§ DATA FOR THIS EXERCISE
++++++
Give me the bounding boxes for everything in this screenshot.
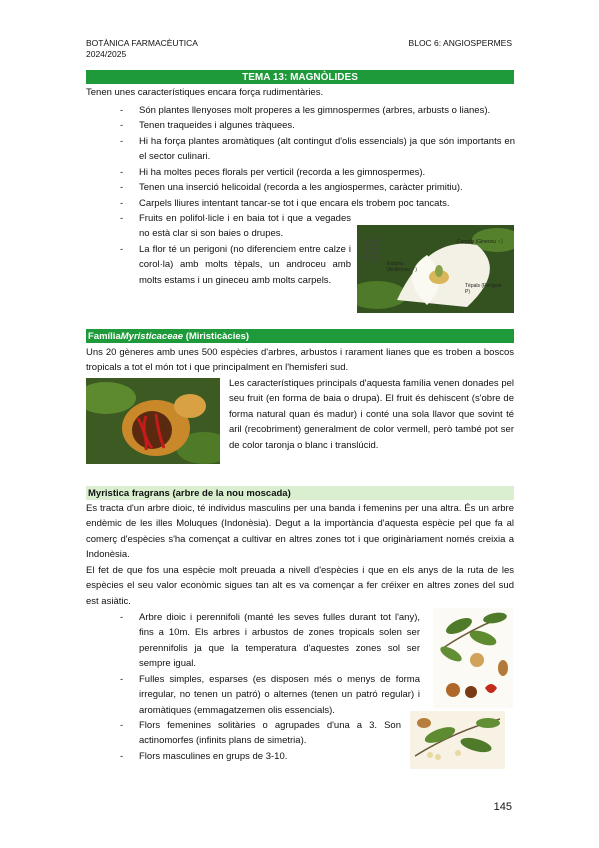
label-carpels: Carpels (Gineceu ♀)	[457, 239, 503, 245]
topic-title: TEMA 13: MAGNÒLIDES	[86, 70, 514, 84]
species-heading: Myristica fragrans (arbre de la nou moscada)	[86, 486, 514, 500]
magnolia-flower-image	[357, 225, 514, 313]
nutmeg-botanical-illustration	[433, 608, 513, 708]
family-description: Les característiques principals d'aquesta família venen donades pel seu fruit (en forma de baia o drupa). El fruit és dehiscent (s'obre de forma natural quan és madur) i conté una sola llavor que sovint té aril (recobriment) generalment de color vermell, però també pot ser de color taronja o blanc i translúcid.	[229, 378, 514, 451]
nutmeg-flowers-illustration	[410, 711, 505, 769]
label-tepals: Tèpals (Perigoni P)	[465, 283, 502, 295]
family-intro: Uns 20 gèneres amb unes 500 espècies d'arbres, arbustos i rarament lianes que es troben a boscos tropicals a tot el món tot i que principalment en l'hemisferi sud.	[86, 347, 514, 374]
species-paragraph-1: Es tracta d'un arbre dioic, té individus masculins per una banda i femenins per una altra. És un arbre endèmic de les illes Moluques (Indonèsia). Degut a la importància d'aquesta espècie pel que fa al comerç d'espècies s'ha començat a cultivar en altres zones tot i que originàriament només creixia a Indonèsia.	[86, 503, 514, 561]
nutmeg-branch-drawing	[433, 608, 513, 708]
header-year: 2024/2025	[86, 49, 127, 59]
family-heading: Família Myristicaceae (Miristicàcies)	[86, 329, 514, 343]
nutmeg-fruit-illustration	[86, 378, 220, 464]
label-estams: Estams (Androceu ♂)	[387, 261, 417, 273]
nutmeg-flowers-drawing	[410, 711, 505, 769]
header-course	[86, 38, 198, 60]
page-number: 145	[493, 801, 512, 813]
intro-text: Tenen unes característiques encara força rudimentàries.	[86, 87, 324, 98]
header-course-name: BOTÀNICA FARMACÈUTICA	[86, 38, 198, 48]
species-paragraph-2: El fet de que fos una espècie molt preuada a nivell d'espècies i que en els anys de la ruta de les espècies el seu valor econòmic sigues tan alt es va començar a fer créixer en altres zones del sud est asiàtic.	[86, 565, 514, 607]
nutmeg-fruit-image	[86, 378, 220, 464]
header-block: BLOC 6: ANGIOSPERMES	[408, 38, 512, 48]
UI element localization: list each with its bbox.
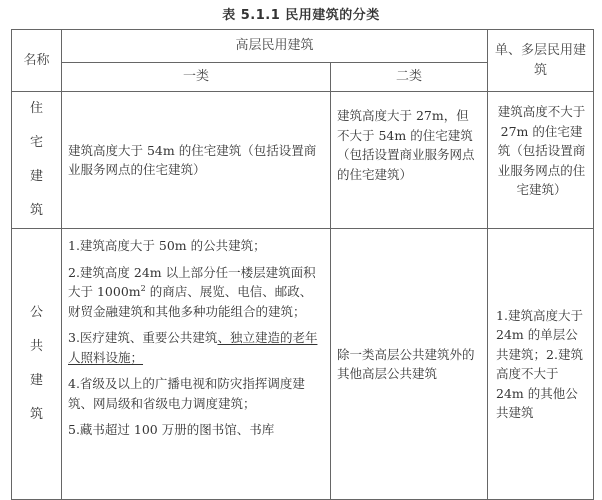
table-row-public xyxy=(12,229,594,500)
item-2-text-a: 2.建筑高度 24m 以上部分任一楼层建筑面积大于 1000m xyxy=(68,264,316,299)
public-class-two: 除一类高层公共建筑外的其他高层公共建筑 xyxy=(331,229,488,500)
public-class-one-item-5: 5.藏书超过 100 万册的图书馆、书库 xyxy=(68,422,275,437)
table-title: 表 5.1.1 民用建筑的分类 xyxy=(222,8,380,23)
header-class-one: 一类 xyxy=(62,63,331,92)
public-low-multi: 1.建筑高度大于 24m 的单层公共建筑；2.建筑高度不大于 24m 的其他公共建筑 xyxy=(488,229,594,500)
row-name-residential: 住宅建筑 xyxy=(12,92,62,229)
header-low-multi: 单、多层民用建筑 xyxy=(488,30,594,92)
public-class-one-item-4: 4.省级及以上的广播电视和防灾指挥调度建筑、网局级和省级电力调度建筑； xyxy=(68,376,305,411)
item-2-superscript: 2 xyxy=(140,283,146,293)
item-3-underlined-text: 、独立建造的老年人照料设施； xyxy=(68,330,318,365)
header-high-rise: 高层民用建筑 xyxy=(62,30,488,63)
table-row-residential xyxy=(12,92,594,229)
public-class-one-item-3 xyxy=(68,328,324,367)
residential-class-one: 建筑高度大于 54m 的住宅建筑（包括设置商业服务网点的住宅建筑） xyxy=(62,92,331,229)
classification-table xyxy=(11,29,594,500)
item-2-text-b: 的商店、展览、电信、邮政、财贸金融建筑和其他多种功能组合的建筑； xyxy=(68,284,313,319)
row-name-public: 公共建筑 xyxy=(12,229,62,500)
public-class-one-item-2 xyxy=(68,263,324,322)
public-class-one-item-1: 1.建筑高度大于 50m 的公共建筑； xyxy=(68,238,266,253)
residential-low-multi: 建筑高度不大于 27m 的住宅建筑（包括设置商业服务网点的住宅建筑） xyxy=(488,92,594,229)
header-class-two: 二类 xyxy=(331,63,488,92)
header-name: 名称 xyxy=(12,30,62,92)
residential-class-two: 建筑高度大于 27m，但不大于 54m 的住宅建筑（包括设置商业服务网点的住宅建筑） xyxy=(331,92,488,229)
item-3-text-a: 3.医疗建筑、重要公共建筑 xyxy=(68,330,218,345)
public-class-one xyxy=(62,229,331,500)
++++++
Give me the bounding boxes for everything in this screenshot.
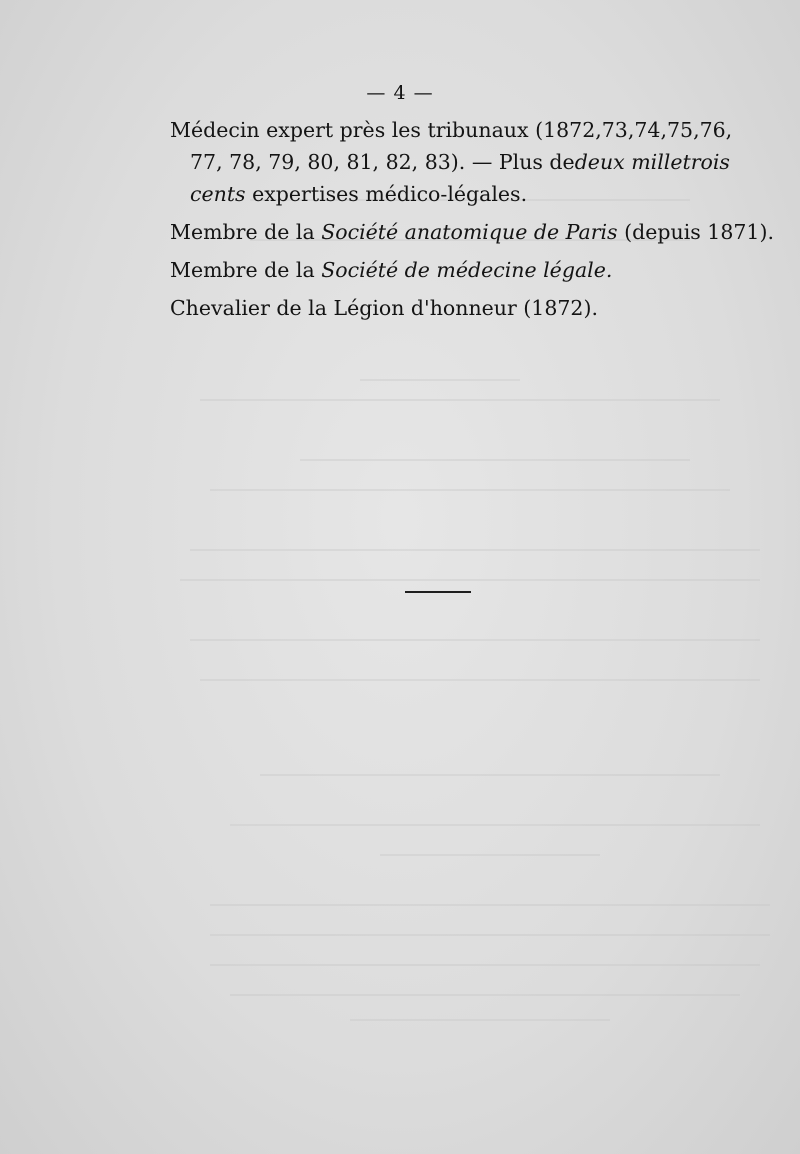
++++++
§ EXERCISE PROMPT
Reproduce, character for character, every line from the one containing "UI element localization: list" through the one containing "public-class-one xyxy=(62,229,331,500)", both included, and omit the pictures.

§ WRITTEN ANSWER
UI element localization: list each with its bbox.
table-row-public xyxy=(12,229,594,500)
item-2-text-a: 2.建筑高度 24m 以上部分任一楼层建筑面积大于 1000m xyxy=(68,264,316,299)
public-class-two: 除一类高层公共建筑外的其他高层公共建筑 xyxy=(331,229,488,500)
public-class-one-item-5: 5.藏书超过 100 万册的图书馆、书库 xyxy=(68,422,275,437)
table-title: 表 5.1.1 民用建筑的分类 xyxy=(222,8,380,23)
header-class-one: 一类 xyxy=(62,63,331,92)
public-low-multi: 1.建筑高度大于 24m 的单层公共建筑；2.建筑高度不大于 24m 的其他公共建筑 xyxy=(488,229,594,500)
row-name-residential: 住宅建筑 xyxy=(12,92,62,229)
header-low-multi: 单、多层民用建筑 xyxy=(488,30,594,92)
public-class-one-item-4: 4.省级及以上的广播电视和防灾指挥调度建筑、网局级和省级电力调度建筑； xyxy=(68,376,305,411)
item-2-superscript: 2 xyxy=(140,283,146,293)
item-3-underlined-text: 、独立建造的老年人照料设施； xyxy=(68,330,318,365)
header-high-rise: 高层民用建筑 xyxy=(62,30,488,63)
table-row-residential xyxy=(12,92,594,229)
public-class-one-item-3 xyxy=(68,328,324,367)
residential-class-one: 建筑高度大于 54m 的住宅建筑（包括设置商业服务网点的住宅建筑） xyxy=(62,92,331,229)
classification-table xyxy=(11,29,594,500)
item-2-text-b: 的商店、展览、电信、邮政、财贸金融建筑和其他多种功能组合的建筑； xyxy=(68,284,313,319)
row-name-public: 公共建筑 xyxy=(12,229,62,500)
public-class-one-item-2 xyxy=(68,263,324,322)
public-class-one-item-1: 1.建筑高度大于 50m 的公共建筑； xyxy=(68,238,266,253)
residential-low-multi: 建筑高度不大于 27m 的住宅建筑（包括设置商业服务网点的住宅建筑） xyxy=(488,92,594,229)
header-class-two: 二类 xyxy=(331,63,488,92)
header-name: 名称 xyxy=(12,30,62,92)
residential-class-two: 建筑高度大于 27m，但不大于 54m 的住宅建筑（包括设置商业服务网点的住宅建筑） xyxy=(331,92,488,229)
item-3-text-a: 3.医疗建筑、重要公共建筑 xyxy=(68,330,218,345)
public-class-one xyxy=(62,229,331,500)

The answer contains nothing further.